◆ Data
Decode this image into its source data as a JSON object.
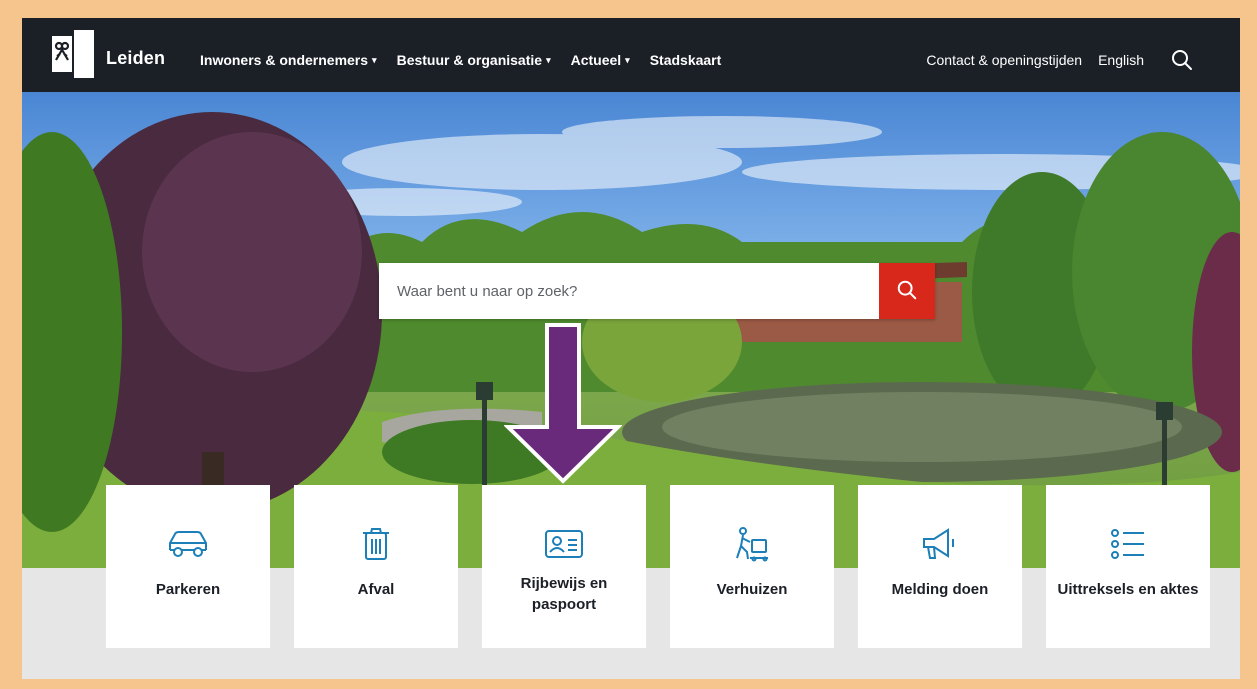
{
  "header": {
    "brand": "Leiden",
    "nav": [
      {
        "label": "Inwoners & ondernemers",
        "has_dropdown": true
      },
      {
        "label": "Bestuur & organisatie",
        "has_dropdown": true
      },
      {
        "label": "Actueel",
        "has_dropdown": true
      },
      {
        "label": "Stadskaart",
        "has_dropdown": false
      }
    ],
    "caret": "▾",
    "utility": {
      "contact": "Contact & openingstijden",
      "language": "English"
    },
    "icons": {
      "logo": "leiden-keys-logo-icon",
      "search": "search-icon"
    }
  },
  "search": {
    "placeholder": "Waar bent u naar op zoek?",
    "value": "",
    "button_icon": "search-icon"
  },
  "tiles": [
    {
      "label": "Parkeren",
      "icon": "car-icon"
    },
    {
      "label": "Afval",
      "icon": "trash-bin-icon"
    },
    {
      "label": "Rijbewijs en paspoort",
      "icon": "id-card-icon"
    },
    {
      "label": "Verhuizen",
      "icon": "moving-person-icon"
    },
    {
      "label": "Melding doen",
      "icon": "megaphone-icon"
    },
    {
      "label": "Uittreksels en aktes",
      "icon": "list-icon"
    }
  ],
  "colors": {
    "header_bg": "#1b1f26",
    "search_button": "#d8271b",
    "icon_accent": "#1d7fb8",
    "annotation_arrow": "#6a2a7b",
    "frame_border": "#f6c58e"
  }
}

◆ Exercise requirements
Leave every image out, and retype the material exactly.

◆ Correct response
Decode this image into its source data as a JSON object.
{
  "header": {
    "brand": "Leiden",
    "nav": [
      {
        "label": "Inwoners & ondernemers",
        "has_dropdown": true
      },
      {
        "label": "Bestuur & organisatie",
        "has_dropdown": true
      },
      {
        "label": "Actueel",
        "has_dropdown": true
      },
      {
        "label": "Stadskaart",
        "has_dropdown": false
      }
    ],
    "caret": "▾",
    "utility": {
      "contact": "Contact & openingstijden",
      "language": "English"
    },
    "icons": {
      "logo": "leiden-keys-logo-icon",
      "search": "search-icon"
    }
  },
  "search": {
    "placeholder": "Waar bent u naar op zoek?",
    "value": "",
    "button_icon": "search-icon"
  },
  "tiles": [
    {
      "label": "Parkeren",
      "icon": "car-icon"
    },
    {
      "label": "Afval",
      "icon": "trash-bin-icon"
    },
    {
      "label": "Rijbewijs en paspoort",
      "icon": "id-card-icon"
    },
    {
      "label": "Verhuizen",
      "icon": "moving-person-icon"
    },
    {
      "label": "Melding doen",
      "icon": "megaphone-icon"
    },
    {
      "label": "Uittreksels en aktes",
      "icon": "list-icon"
    }
  ],
  "colors": {
    "header_bg": "#1b1f26",
    "search_button": "#d8271b",
    "icon_accent": "#1d7fb8",
    "annotation_arrow": "#6a2a7b",
    "frame_border": "#f6c58e"
  }
}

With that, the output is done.